Supplied records:
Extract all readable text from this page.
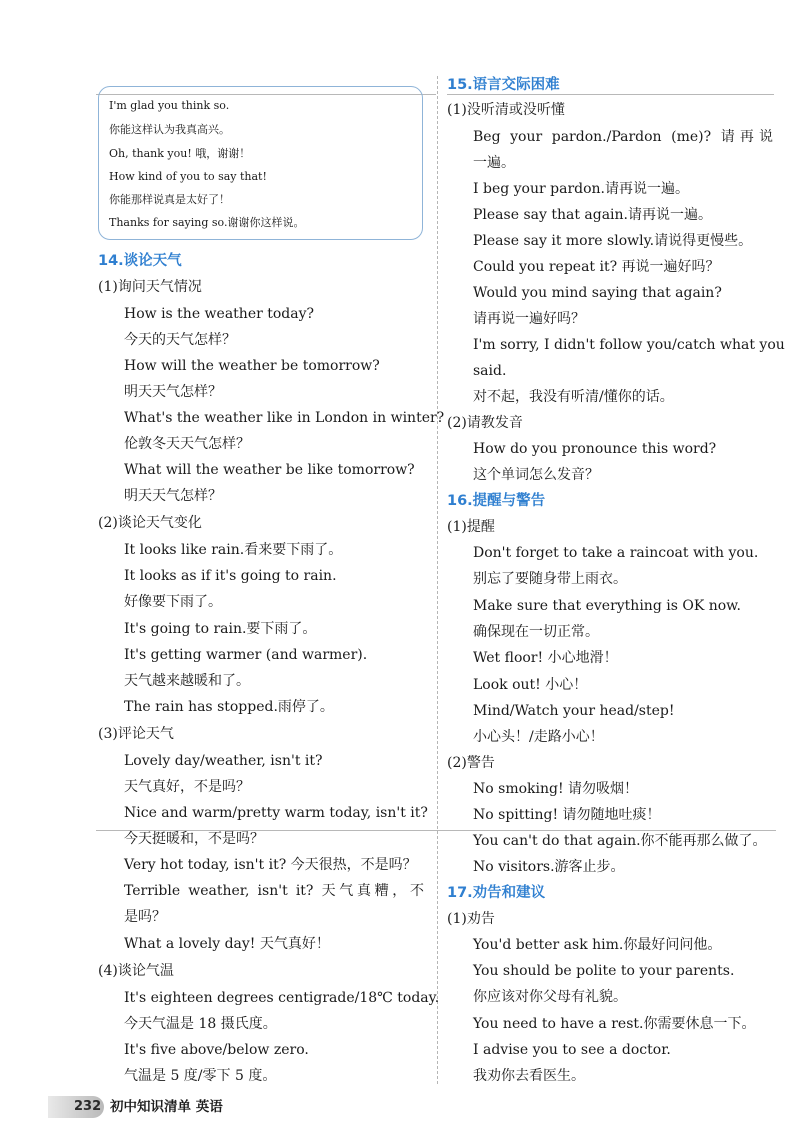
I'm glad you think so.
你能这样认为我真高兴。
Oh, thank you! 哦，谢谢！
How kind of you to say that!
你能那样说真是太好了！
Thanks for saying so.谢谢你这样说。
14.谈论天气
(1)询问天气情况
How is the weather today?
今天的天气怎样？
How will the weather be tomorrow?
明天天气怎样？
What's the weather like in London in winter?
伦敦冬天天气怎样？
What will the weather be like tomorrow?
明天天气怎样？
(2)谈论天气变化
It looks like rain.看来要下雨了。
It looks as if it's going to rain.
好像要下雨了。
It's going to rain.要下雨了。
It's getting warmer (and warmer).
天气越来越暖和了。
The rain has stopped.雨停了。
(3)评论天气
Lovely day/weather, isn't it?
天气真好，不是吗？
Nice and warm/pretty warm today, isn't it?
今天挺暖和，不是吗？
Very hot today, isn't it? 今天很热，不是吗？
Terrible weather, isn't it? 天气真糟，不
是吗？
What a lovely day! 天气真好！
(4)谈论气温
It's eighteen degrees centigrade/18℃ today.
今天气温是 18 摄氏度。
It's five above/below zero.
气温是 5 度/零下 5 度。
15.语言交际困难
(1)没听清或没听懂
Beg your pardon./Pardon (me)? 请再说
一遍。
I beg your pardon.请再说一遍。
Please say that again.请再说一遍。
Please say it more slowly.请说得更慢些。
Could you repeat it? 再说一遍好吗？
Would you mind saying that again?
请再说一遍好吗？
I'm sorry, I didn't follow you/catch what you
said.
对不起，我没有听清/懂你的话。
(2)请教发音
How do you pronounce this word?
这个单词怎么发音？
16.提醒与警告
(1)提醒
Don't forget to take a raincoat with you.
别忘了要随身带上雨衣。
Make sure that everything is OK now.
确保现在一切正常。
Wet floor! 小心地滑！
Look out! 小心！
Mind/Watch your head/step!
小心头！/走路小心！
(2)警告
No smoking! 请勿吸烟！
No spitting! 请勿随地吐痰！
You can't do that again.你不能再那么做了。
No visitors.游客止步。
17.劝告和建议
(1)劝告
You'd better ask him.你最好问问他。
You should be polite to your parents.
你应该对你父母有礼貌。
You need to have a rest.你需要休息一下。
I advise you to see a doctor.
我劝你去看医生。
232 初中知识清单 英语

--

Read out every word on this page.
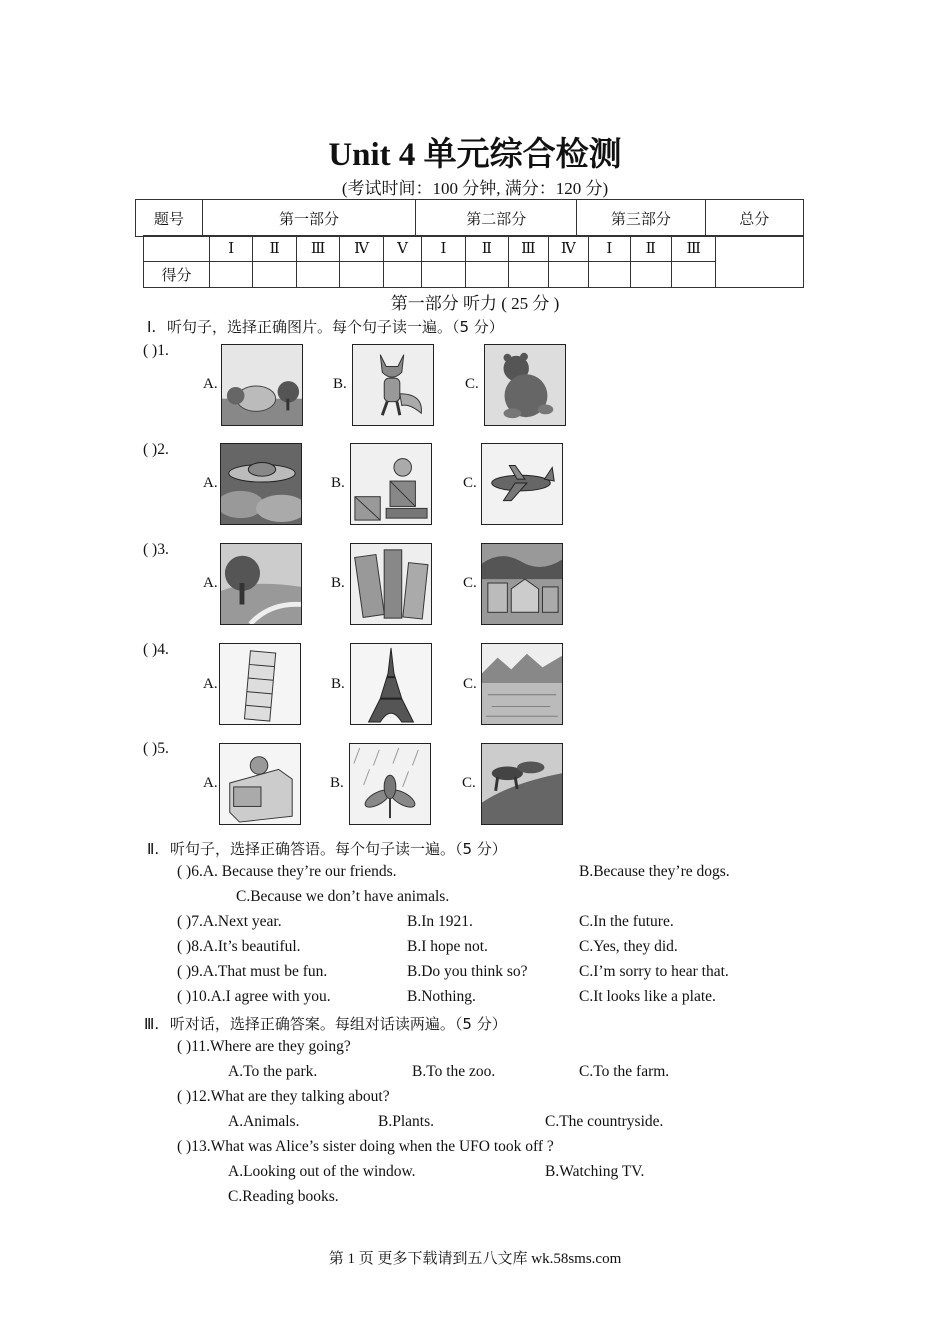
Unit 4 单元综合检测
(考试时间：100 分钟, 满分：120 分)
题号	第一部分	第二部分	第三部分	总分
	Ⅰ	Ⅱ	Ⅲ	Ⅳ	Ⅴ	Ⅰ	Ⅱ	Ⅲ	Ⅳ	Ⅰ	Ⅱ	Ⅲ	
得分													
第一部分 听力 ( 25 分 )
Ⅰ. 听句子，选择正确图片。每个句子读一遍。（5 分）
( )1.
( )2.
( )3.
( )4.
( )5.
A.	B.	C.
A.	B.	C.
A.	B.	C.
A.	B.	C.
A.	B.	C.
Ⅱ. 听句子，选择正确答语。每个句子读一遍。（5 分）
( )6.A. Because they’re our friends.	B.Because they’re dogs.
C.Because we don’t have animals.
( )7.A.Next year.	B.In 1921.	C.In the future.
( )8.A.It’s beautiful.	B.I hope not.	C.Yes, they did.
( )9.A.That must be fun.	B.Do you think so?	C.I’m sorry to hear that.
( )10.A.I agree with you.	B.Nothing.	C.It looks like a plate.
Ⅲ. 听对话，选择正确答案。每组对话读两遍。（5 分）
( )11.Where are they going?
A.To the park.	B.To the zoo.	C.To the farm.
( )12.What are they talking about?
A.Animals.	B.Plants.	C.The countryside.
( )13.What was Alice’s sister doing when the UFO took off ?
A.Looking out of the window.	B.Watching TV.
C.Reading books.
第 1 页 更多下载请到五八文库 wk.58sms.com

* * *

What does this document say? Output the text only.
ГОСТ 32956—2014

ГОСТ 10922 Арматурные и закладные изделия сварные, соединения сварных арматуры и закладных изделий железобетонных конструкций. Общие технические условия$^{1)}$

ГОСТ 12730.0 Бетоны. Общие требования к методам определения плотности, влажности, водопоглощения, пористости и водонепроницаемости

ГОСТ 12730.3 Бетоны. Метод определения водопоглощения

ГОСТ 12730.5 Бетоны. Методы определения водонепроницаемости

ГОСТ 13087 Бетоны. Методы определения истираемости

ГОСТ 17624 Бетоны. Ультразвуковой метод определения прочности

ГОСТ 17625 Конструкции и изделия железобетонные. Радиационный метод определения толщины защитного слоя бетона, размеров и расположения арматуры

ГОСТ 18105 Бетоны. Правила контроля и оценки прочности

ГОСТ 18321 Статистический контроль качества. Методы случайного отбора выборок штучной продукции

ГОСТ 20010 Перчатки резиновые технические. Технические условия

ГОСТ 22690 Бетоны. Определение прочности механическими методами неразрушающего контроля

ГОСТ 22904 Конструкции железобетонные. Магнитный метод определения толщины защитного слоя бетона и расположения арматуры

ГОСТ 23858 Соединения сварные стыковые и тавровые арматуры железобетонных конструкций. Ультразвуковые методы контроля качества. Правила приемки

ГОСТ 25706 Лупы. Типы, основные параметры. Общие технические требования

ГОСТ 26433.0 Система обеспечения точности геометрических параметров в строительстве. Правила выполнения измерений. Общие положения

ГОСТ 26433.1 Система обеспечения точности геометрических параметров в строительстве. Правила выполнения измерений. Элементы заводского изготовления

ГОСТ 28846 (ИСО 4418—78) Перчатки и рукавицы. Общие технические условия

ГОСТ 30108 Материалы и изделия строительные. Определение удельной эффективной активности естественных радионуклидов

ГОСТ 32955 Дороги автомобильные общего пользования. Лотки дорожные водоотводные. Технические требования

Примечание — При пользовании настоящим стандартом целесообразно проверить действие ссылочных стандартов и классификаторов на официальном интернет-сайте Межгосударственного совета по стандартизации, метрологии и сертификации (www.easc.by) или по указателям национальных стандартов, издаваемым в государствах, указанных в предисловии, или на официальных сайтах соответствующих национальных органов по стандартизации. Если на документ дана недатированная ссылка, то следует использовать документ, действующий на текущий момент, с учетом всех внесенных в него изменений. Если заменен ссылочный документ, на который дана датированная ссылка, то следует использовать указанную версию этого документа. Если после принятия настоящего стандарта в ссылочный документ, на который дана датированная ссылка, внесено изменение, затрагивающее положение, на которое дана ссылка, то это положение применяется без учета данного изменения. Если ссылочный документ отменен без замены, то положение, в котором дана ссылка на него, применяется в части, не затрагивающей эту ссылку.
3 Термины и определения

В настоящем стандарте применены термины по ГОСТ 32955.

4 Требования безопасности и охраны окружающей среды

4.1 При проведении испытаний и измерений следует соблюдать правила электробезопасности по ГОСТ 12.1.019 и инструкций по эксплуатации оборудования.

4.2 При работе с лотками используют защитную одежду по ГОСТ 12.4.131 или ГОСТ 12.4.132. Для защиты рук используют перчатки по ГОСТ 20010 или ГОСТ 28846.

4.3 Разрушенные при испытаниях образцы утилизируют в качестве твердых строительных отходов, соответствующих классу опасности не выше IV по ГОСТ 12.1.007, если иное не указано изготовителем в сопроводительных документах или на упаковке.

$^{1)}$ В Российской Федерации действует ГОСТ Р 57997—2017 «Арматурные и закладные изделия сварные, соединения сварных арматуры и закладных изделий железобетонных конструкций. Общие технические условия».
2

Exercise prompt:
In the entries above, identify each line that includes the string "Арматурные", then copy it.

Completed exercise:
ГОСТ 10922 Арматурные и закладные изделия сварные, соединения сварных арматуры и закладных изделий железобетонных конструкций. Общие технические условия$^{1)}$
$^{1)}$ В Российской Федерации действует ГОСТ Р 57997—2017 «Арматурные и закладные изделия сварные, соединения сварных арматуры и закладных изделий железобетонных конструкций. Общие технические условия».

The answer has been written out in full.